**Task prompt:** Express the lines that open with the first line and close with the line containing "page-number: 4 <box>573 1536 695 1576</box>" as a JSON list of strings, one string per line, with blank lines left out.
--- Start Records to process ---
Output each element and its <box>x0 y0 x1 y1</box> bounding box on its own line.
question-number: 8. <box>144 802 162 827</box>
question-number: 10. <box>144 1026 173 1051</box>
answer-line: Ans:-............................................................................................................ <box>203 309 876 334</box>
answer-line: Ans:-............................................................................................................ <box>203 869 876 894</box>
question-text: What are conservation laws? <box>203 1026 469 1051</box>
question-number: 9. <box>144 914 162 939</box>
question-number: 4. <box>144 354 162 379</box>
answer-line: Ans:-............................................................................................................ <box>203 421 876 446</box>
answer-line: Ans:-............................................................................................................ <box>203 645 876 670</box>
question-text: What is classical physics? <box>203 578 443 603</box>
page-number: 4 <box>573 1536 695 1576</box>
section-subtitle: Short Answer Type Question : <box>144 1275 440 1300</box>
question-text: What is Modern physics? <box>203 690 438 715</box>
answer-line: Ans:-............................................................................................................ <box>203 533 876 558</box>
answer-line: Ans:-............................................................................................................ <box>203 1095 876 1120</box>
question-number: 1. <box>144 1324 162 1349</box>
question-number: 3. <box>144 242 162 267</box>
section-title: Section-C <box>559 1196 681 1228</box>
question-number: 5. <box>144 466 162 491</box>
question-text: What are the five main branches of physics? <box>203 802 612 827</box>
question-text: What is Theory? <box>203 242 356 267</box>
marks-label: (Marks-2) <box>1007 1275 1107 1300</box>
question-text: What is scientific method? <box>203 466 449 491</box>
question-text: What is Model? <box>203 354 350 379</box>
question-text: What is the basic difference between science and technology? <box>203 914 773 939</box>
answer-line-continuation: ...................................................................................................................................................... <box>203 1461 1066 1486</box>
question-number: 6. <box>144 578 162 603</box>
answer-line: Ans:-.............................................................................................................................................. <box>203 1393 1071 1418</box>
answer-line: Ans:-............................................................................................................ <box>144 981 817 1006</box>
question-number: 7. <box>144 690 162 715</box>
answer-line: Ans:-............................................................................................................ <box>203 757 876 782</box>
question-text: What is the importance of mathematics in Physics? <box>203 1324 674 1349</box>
--- End Records to process ---
**Written response:**
[
  "Output each element and its <box>x0 y0 x1 y1</box> bounding box on its own line.",
  "question-number: 8. <box>144 802 162 827</box>",
  "question-number: 10. <box>144 1026 173 1051</box>",
  "answer-line: Ans:-............................................................................................................ <box>203 309 876 334</box>",
  "answer-line: Ans:-............................................................................................................ <box>203 869 876 894</box>",
  "question-text: What are conservation laws? <box>203 1026 469 1051</box>",
  "question-number: 9. <box>144 914 162 939</box>",
  "question-number: 4. <box>144 354 162 379</box>",
  "answer-line: Ans:-............................................................................................................ <box>203 421 876 446</box>",
  "answer-line: Ans:-............................................................................................................ <box>203 645 876 670</box>",
  "question-text: What is classical physics? <box>203 578 443 603</box>",
  "page-number: 4 <box>573 1536 695 1576</box>"
]